Given request:
What lines of the data hold the string "JSON"? Pull each one out.

── Dataset rows

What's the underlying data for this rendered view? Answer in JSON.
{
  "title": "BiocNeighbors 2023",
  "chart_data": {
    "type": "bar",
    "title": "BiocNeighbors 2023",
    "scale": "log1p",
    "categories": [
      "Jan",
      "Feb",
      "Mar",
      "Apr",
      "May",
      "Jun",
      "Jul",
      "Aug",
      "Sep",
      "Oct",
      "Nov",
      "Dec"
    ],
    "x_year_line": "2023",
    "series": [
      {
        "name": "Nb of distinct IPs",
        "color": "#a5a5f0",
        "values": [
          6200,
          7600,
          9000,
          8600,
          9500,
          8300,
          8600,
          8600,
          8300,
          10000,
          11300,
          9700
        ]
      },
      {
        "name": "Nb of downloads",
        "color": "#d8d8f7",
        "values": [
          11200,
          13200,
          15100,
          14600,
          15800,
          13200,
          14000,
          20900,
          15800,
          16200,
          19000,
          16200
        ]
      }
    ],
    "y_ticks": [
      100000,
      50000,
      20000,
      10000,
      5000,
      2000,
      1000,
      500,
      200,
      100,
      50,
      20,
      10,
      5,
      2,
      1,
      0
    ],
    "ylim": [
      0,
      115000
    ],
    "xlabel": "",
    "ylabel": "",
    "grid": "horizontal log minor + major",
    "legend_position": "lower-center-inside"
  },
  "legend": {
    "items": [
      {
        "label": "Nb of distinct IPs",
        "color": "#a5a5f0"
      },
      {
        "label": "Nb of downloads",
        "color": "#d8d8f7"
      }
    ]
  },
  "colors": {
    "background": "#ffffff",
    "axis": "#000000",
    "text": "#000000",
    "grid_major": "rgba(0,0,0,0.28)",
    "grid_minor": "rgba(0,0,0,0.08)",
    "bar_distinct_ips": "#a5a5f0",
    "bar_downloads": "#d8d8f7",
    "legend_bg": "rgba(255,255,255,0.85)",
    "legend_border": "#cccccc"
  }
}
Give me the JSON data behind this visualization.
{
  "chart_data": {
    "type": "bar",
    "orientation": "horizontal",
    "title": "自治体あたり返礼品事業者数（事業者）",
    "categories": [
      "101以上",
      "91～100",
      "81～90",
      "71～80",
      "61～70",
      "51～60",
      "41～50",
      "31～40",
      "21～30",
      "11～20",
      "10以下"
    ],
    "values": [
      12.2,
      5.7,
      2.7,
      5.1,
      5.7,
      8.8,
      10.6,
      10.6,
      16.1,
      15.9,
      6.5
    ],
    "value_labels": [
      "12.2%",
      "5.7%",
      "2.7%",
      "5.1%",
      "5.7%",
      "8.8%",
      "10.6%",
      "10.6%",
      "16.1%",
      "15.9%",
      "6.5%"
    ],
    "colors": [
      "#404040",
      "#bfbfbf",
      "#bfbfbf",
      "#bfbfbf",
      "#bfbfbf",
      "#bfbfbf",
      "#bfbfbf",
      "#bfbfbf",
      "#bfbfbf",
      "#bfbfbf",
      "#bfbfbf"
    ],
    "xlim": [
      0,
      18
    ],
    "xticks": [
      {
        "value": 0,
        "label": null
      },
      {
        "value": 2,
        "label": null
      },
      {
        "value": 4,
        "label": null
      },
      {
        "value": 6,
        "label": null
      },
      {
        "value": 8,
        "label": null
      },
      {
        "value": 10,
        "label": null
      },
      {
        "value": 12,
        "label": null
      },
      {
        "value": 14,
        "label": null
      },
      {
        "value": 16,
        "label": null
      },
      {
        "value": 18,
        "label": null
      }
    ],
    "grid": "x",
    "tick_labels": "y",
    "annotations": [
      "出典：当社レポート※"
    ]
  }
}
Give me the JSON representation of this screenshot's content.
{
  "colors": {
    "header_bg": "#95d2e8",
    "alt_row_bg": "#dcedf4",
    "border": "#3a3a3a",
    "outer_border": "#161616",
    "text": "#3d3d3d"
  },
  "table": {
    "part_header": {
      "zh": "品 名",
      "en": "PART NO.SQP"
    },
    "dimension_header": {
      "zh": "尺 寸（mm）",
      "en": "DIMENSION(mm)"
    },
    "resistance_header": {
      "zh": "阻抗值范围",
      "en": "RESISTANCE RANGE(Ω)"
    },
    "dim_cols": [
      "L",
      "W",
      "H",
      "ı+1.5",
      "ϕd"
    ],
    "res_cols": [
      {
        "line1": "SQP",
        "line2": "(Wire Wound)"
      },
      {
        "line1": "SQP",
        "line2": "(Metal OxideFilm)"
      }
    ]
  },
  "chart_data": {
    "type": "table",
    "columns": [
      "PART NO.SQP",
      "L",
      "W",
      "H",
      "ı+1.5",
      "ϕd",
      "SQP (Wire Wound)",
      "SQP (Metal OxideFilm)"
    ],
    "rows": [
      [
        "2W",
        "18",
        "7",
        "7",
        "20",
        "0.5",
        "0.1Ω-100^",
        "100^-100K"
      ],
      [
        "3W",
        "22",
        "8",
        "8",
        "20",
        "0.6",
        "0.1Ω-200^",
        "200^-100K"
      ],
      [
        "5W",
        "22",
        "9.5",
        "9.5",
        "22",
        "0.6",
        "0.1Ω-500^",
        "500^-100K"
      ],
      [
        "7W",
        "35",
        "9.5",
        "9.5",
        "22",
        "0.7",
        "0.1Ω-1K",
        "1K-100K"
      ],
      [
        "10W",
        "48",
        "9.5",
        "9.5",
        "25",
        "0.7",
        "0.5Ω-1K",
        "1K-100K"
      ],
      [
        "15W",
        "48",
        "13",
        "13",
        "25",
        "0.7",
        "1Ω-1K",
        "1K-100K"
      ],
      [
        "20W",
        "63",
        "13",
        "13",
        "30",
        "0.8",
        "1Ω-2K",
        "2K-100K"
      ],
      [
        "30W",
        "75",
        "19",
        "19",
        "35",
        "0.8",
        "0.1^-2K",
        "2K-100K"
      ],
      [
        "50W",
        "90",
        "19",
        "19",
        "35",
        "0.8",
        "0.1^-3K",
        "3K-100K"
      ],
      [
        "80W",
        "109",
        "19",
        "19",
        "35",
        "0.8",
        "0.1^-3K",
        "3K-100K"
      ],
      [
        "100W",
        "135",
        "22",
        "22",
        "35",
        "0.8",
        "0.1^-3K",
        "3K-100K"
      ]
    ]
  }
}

────

The response:
What's the underlying data for this rendered view? Answer in JSON.
Give me the JSON data behind this visualization.
Give me the JSON representation of this screenshot's content.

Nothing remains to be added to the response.